> Reading passage:
Wednesday, May 11, 2005

Laws of Nature v. Guardian Angels and other myths

A simple physics rule reads: all things move from more to less; water runs down hill, warm air displaces cold air, a steal ball release at 100 feet will drop to zero feet. A car traveling at 55 or 100 miles per hour will come to an abrupt stop when it meets direct contact with a concret wall. I think that is a law of physics in some way. The human body does not do well when subjected to trauma. Sometimes the occupant of the vehicle and body ceases to live when a law of nature or physics is put to the test.

Guardian Angels have no super powers. Plucking a person out of harms way is not within their ability. Laws of Nature prevail. Guardian Angels lose.

God is a merciful God who created the universe, our planet with gravity, and human life. The human body, with guardian angels, is no match for gravity. When you challenge physics and facts with wishes and fantasy, your existence is in peril.

Back to God. God does give us more than we can burden. If he gave us only all that we can burden, I suggest living the life of a very weak and disorderly person.

God does take the best people because they are so good. If that were the case, avoid being too good. Just be a little less than average.

If God needed my son in heaven more than I needed him on earth, maybe I should have been less responsible and more needy.

If God gives what you can burden, takes the best when they are young, calls those who he needs in heaven right now, and places Guardian Angels who fail to do their job, then God is the director of the most twisted, left wing, social system of unjustice ever created. There would need to be a change at the top as this gig is flawed.

Gratefully, those feel good concepts don't cut it, but science and laws of nature do explain what God expects. First, God asks for mercy, not sacrifice. Second, God's world is orderly and predictable based on the sciences, those secrets are being uncovered every day... forever.

> Work to do:
**1)** Please reproduce the part of the blog post on laws of nature and guardian angels, starting with "God does take" and going on through "every day... forever.".
**2)** Find every line in the entries below that contains the string "chart" and copy each one. Matching is case-sensitive.

> Dataset:

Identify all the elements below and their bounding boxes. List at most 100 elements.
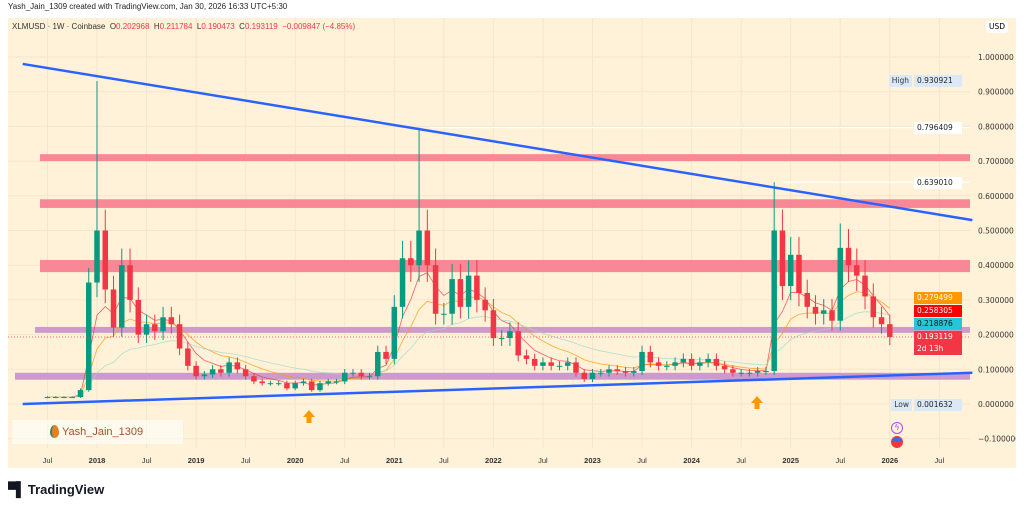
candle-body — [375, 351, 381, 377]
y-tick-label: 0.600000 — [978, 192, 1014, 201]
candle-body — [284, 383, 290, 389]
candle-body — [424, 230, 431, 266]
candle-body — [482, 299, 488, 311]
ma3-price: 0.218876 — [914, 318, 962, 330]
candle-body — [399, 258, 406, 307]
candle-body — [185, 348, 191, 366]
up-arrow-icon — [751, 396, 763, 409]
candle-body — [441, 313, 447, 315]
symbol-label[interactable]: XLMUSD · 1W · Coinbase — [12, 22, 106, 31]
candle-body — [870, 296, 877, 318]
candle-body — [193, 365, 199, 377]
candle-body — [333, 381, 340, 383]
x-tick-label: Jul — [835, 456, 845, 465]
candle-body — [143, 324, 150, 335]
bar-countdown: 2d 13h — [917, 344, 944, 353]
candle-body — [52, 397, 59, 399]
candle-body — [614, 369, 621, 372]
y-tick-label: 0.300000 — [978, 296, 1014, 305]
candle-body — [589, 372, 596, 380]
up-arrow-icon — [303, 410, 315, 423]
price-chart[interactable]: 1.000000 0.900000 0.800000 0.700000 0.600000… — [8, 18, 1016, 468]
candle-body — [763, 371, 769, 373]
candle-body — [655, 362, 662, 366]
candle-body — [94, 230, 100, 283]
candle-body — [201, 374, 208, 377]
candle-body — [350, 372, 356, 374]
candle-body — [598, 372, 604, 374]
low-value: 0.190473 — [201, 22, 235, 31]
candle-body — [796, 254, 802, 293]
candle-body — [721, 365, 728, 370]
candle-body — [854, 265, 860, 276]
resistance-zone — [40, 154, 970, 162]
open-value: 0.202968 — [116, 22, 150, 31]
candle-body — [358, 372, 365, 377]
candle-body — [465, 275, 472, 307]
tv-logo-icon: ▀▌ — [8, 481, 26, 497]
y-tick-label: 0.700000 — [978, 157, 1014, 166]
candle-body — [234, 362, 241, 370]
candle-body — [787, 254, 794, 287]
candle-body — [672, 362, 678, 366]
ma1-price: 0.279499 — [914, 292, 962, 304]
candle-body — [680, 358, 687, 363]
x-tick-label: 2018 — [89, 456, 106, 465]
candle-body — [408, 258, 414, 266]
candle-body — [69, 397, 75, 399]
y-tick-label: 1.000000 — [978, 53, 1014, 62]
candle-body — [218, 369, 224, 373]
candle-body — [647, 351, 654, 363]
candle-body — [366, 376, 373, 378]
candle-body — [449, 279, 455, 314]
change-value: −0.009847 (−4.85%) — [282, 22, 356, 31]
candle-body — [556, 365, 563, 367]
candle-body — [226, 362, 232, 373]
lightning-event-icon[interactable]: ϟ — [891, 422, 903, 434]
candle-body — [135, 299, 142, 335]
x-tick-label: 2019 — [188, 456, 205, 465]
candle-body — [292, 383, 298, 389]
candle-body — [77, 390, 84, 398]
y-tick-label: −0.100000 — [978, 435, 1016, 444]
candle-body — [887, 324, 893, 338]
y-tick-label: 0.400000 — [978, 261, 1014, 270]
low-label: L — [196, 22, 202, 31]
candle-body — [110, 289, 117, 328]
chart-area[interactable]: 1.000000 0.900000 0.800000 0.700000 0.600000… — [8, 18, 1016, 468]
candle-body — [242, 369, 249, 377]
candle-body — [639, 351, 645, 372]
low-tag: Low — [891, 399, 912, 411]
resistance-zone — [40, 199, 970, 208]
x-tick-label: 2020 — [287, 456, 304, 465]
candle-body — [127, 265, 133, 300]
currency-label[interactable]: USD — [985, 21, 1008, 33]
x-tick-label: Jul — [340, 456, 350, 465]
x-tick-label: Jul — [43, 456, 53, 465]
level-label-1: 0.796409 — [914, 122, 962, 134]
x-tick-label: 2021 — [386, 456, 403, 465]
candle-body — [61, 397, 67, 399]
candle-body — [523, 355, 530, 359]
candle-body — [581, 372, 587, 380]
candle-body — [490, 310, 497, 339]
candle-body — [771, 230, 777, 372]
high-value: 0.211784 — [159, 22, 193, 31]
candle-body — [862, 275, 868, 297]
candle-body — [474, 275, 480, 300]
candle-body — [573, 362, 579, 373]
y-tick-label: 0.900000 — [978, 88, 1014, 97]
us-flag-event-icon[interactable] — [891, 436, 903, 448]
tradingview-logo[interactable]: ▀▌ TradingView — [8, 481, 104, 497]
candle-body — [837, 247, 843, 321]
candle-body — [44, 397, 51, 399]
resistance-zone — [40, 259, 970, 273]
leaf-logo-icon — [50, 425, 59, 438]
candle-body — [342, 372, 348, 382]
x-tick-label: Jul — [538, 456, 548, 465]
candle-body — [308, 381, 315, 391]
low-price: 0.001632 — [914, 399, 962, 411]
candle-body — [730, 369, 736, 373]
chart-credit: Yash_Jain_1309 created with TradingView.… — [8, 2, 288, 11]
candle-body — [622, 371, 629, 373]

> Answers:
**1)**
God does take the best people because they are so good. If that were the case, avoid being too good. Just be a little less than average.

If God needed my son in heaven more than I needed him on earth, maybe I should have been less responsible and more needy.

If God gives what you can burden, takes the best when they are young, calls those who he needs in heaven right now, and places Guardian Angels who fail to do their job, then God is the director of the most twisted, left wing, social system of unjustice ever created. There would need to be a change at the top as this gig is flawed.

Gratefully, those feel good concepts don't cut it, but science and laws of nature do explain what God expects. First, God asks for mercy, not sacrifice. Second, God's world is orderly and predictable based on the sciences, those secrets are being uncovered every day... forever.

**2)**
price-chart[interactable]: 1.000000 0.900000 0.800000 0.700000 0.600000… — [8, 18, 1016, 468]
chart-area[interactable]: 1.000000 0.900000 0.800000 0.700000 0.600000… — [8, 18, 1016, 468]
chart-credit: Yash_Jain_1309 created with TradingView.… — [8, 2, 288, 11]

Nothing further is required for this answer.